To participate in the Intelligent Community process, a community steering committee was formed that included public sector, private sector and not for profit representatives. The submission for 2007 was created by a committee that included public sector, private sector and not for profit representatives. This included:

Intelligent Waterloo Leadership Group:
Jim Balsillie, RIM (Honourary Chair)
David Johnston, President, University of Waterloo
Waterloo Mayor Brenda Halloran

Intelligent Waterloo Committee Members:
Simon Farbrother, Chief Administrative Officer, City of Waterloo (Chair)
Waterloo City Councillor Mark Whaley
Steve McCartney, President, Atria Networks
Colleen Fitzpatrick, Centre for International Governance Innovation
Don Cowan, David R. Cheriton School of Computer Science, Computer Systems Group, UW
Doug Muholland, Computer Systems Group, UW
Shirley Fenton, Waterloo Institute for Health Informatics Research, UW
Cathy Matyas, Waterloo Public Library
Catherine Rosenberg, Department of Electrical Engineering and Computer Engineering, and the Centre for Wireless Research, UW
Steve Farlow, Wilfrid Laurier University
Linda Fegan, Canada’s Technology Triangle Inc
Mike McKeever, Waterloo Public Library
Ken McLaughlin, University of Waterloo
Ellen Jones, Waterloo Public Library
Trudy Beaulne, Social Planning Council of Kitchener Waterloo
Vic Degutis, Waterloo Catholic District School Board 
Bruce Hawkins, City of Waterloo
Garry Bezruki, City of Waterloo
Marlene Coffey, City of Waterloo
Patti McKague, City of Waterloo
Elaine Nesbitt, City of Waterloo

“This recognition is recognition for the countless ways that organizations, businesses and individuals have leveraged technology and broadband in innovative and leading ways throughout this community,” said Simon Farbrother, CAO and Chair of Waterloo’s Intelligent Community Committee. “The success of our intelligent community comes in part from the commitment of our committee to research, understand and articulate how extensive our collective use of technology and broadband is in this region.”

• [Recorded information]
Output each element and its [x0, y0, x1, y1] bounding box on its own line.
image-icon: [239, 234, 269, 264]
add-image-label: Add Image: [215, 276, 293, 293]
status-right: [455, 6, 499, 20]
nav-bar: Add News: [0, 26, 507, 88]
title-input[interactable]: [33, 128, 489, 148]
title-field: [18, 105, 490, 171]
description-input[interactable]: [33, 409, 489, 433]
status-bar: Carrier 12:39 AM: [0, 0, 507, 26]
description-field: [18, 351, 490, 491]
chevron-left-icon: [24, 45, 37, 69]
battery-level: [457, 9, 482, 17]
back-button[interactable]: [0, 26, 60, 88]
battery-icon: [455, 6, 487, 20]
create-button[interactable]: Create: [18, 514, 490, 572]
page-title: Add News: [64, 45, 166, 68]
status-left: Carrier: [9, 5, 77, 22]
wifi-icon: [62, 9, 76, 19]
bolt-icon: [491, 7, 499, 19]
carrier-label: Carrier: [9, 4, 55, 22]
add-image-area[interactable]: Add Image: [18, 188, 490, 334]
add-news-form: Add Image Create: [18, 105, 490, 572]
...
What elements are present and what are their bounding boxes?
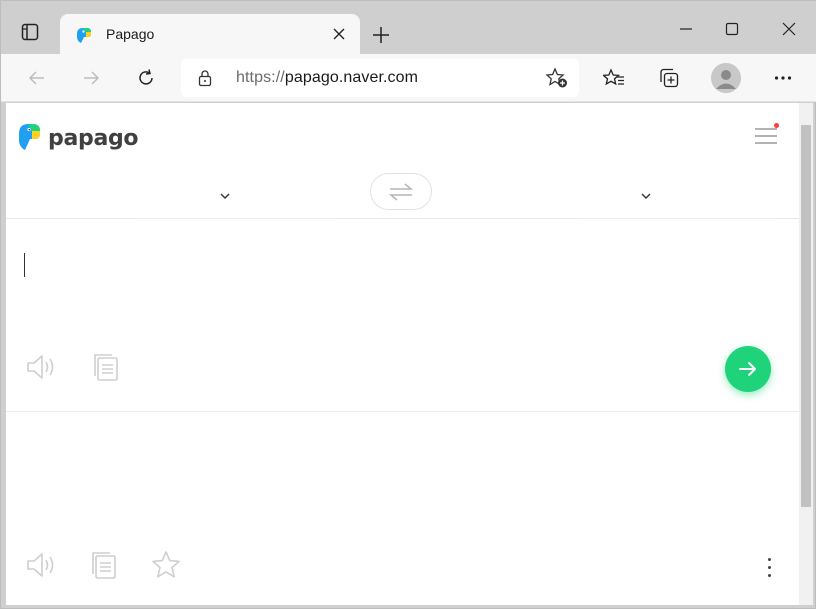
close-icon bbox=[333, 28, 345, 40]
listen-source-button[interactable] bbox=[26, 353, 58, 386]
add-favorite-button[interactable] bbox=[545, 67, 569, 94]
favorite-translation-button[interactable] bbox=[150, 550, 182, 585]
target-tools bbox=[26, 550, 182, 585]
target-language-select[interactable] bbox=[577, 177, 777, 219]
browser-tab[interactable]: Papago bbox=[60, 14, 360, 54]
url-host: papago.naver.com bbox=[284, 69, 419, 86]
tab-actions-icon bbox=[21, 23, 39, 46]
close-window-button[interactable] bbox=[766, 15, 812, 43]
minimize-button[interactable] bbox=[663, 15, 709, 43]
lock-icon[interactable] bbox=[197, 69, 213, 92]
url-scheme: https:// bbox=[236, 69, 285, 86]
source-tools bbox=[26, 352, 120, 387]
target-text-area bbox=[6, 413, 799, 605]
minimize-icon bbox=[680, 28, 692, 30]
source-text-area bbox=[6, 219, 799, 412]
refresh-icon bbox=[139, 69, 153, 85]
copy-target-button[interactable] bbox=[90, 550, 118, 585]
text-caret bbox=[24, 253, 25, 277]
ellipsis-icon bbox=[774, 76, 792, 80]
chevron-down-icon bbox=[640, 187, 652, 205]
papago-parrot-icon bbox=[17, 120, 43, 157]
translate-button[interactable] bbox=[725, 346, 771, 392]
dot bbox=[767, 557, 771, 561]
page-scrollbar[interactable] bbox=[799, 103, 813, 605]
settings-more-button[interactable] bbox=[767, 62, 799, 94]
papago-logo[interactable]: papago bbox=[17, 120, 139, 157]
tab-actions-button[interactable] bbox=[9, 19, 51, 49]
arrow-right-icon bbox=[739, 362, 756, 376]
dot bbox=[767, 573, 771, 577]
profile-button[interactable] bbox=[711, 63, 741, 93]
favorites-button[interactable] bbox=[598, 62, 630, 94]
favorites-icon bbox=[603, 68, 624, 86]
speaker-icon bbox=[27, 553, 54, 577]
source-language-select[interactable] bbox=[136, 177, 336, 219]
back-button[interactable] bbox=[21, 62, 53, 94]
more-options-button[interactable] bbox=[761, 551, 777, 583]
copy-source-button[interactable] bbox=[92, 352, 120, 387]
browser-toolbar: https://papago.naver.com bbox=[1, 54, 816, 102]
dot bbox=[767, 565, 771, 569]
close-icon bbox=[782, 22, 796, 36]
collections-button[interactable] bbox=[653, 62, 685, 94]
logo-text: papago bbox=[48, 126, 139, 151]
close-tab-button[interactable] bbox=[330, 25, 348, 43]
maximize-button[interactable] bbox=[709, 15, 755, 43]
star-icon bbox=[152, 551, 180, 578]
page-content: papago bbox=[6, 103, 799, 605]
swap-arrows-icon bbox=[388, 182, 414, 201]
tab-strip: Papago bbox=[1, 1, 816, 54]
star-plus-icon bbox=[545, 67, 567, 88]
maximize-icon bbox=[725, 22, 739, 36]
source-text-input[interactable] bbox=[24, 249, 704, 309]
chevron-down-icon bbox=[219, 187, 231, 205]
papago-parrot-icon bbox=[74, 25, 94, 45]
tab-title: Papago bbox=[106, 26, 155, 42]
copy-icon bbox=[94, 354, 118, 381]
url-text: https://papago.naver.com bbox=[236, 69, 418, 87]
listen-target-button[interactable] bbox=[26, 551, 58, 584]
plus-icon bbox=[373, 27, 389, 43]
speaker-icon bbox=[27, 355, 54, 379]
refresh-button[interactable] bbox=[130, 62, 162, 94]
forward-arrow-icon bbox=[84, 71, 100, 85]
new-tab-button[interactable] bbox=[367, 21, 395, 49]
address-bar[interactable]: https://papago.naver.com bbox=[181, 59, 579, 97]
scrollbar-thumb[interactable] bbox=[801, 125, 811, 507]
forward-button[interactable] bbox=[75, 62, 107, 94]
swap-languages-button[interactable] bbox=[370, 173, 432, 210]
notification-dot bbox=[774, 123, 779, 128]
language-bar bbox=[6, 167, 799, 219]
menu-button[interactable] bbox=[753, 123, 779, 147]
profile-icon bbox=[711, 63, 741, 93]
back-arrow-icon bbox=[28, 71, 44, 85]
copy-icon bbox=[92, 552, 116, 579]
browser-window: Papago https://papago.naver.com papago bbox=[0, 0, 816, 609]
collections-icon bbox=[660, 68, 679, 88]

• [Work instructions]
A - Based on the Intelligent Waterloo passage, tell whether each statement agrees with it, answering yes or no and quoting the words that decide it: (i) Jim Balsillie was Honourary Chair of the leadership group; (ii) Simon Farbrother chaired the Intelligent Waterloo Committee; (iii) Mark Whaley is listed as Waterloo's mayor.
B - Pick out every row in the two blocks above that contains the string "chevron". Case counts.

• [Responses by task]
A -
(i) Yes: "Jim Balsillie, RIM (Honourary Chair)"
(ii) Yes: "Simon Farbrother, Chief Administrative Officer, City of Waterloo (Chair)"
(iii) No: "Waterloo City Councillor Mark Whaley"

B -
chevron-left-icon: [24, 45, 37, 69]
chevron-down-icon bbox=[640, 187, 652, 205]
chevron-down-icon bbox=[219, 187, 231, 205]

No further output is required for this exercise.